| WHAT YOU HAVE TO DO |
Extract each line of the data and write it out again exactly.

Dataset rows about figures
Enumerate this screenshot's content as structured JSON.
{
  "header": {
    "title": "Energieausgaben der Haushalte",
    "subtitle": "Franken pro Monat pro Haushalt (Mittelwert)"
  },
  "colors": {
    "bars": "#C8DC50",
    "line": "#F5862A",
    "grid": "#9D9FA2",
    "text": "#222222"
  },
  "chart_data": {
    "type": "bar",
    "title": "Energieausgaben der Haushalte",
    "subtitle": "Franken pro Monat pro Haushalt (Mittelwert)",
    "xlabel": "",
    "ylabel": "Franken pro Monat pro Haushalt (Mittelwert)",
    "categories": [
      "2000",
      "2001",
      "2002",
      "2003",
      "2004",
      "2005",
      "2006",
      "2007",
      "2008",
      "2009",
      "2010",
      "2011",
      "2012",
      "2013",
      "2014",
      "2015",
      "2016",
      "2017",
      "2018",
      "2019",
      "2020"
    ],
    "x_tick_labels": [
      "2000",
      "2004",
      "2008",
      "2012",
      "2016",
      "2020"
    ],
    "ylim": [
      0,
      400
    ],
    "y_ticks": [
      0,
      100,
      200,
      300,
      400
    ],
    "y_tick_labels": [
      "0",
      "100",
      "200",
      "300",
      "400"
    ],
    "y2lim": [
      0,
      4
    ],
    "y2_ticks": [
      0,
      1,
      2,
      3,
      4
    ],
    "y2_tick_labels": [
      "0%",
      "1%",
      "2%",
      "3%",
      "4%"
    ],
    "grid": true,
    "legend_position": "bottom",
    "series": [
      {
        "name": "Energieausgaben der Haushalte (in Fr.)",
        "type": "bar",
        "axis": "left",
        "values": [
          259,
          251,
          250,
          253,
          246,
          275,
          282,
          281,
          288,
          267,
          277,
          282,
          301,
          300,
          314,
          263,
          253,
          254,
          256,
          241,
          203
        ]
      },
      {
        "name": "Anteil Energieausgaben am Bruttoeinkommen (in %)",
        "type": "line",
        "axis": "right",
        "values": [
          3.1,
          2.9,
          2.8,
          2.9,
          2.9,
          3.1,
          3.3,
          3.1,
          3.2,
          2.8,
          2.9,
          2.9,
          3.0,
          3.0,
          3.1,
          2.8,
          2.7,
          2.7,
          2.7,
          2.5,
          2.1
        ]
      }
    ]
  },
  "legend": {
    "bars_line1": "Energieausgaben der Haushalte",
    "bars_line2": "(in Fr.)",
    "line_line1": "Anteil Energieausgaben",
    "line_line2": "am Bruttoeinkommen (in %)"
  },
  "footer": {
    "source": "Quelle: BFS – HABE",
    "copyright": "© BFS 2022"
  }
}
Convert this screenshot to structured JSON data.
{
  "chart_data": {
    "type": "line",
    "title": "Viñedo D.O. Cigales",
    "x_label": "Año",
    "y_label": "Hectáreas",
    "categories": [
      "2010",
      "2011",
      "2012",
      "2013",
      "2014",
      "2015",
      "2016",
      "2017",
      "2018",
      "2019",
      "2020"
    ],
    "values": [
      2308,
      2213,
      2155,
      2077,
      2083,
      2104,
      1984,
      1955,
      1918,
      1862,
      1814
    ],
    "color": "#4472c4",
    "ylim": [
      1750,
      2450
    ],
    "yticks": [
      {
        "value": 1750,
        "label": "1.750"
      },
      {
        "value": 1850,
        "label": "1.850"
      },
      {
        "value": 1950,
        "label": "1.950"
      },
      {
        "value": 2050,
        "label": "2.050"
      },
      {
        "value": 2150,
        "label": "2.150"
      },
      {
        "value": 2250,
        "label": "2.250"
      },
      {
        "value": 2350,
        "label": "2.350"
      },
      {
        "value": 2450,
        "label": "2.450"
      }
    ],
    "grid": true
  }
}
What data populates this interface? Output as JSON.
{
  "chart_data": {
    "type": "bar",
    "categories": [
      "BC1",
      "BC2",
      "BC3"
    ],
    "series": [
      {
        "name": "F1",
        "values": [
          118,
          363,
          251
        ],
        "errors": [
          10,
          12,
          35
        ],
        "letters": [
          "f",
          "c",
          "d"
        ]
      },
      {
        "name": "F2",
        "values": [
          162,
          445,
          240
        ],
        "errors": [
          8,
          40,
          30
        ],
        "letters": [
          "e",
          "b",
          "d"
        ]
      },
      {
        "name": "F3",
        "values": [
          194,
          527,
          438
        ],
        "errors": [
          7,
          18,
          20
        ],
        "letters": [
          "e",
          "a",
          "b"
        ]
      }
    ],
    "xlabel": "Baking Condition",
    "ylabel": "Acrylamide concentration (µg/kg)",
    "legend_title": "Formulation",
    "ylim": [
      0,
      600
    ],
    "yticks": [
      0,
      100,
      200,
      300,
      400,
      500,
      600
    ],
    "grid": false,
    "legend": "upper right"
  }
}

| SOLVED EXERCISE |
Enumerate this screenshot's content as structured JSON.
{
  "header": {
    "title": "Energieausgaben der Haushalte",
    "subtitle": "Franken pro Monat pro Haushalt (Mittelwert)"
  },
  "colors": {
    "bars": "#C8DC50",
    "line": "#F5862A",
    "grid": "#9D9FA2",
    "text": "#222222"
  },
  "chart_data": {
    "type": "bar",
    "title": "Energieausgaben der Haushalte",
    "subtitle": "Franken pro Monat pro Haushalt (Mittelwert)",
    "xlabel": "",
    "ylabel": "Franken pro Monat pro Haushalt (Mittelwert)",
    "categories": [
      "2000",
      "2001",
      "2002",
      "2003",
      "2004",
      "2005",
      "2006",
      "2007",
      "2008",
      "2009",
      "2010",
      "2011",
      "2012",
      "2013",
      "2014",
      "2015",
      "2016",
      "2017",
      "2018",
      "2019",
      "2020"
    ],
    "x_tick_labels": [
      "2000",
      "2004",
      "2008",
      "2012",
      "2016",
      "2020"
    ],
    "ylim": [
      0,
      400
    ],
    "y_ticks": [
      0,
      100,
      200,
      300,
      400
    ],
    "y_tick_labels": [
      "0",
      "100",
      "200",
      "300",
      "400"
    ],
    "y2lim": [
      0,
      4
    ],
    "y2_ticks": [
      0,
      1,
      2,
      3,
      4
    ],
    "y2_tick_labels": [
      "0%",
      "1%",
      "2%",
      "3%",
      "4%"
    ],
    "grid": true,
    "legend_position": "bottom",
    "series": [
      {
        "name": "Energieausgaben der Haushalte (in Fr.)",
        "type": "bar",
        "axis": "left",
        "values": [
          259,
          251,
          250,
          253,
          246,
          275,
          282,
          281,
          288,
          267,
          277,
          282,
          301,
          300,
          314,
          263,
          253,
          254,
          256,
          241,
          203
        ]
      },
      {
        "name": "Anteil Energieausgaben am Bruttoeinkommen (in %)",
        "type": "line",
        "axis": "right",
        "values": [
          3.1,
          2.9,
          2.8,
          2.9,
          2.9,
          3.1,
          3.3,
          3.1,
          3.2,
          2.8,
          2.9,
          2.9,
          3.0,
          3.0,
          3.1,
          2.8,
          2.7,
          2.7,
          2.7,
          2.5,
          2.1
        ]
      }
    ]
  },
  "legend": {
    "bars_line1": "Energieausgaben der Haushalte",
    "bars_line2": "(in Fr.)",
    "line_line1": "Anteil Energieausgaben",
    "line_line2": "am Bruttoeinkommen (in %)"
  },
  "footer": {
    "source": "Quelle: BFS – HABE",
    "copyright": "© BFS 2022"
  }
}
Convert this screenshot to structured JSON data.
{
  "chart_data": {
    "type": "line",
    "title": "Viñedo D.O. Cigales",
    "x_label": "Año",
    "y_label": "Hectáreas",
    "categories": [
      "2010",
      "2011",
      "2012",
      "2013",
      "2014",
      "2015",
      "2016",
      "2017",
      "2018",
      "2019",
      "2020"
    ],
    "values": [
      2308,
      2213,
      2155,
      2077,
      2083,
      2104,
      1984,
      1955,
      1918,
      1862,
      1814
    ],
    "color": "#4472c4",
    "ylim": [
      1750,
      2450
    ],
    "yticks": [
      {
        "value": 1750,
        "label": "1.750"
      },
      {
        "value": 1850,
        "label": "1.850"
      },
      {
        "value": 1950,
        "label": "1.950"
      },
      {
        "value": 2050,
        "label": "2.050"
      },
      {
        "value": 2150,
        "label": "2.150"
      },
      {
        "value": 2250,
        "label": "2.250"
      },
      {
        "value": 2350,
        "label": "2.350"
      },
      {
        "value": 2450,
        "label": "2.450"
      }
    ],
    "grid": true
  }
}
What data populates this interface? Output as JSON.
{
  "chart_data": {
    "type": "bar",
    "categories": [
      "BC1",
      "BC2",
      "BC3"
    ],
    "series": [
      {
        "name": "F1",
        "values": [
          118,
          363,
          251
        ],
        "errors": [
          10,
          12,
          35
        ],
        "letters": [
          "f",
          "c",
          "d"
        ]
      },
      {
        "name": "F2",
        "values": [
          162,
          445,
          240
        ],
        "errors": [
          8,
          40,
          30
        ],
        "letters": [
          "e",
          "b",
          "d"
        ]
      },
      {
        "name": "F3",
        "values": [
          194,
          527,
          438
        ],
        "errors": [
          7,
          18,
          20
        ],
        "letters": [
          "e",
          "a",
          "b"
        ]
      }
    ],
    "xlabel": "Baking Condition",
    "ylabel": "Acrylamide concentration (µg/kg)",
    "legend_title": "Formulation",
    "ylim": [
      0,
      600
    ],
    "yticks": [
      0,
      100,
      200,
      300,
      400,
      500,
      600
    ],
    "grid": false,
    "legend": "upper right"
  }
}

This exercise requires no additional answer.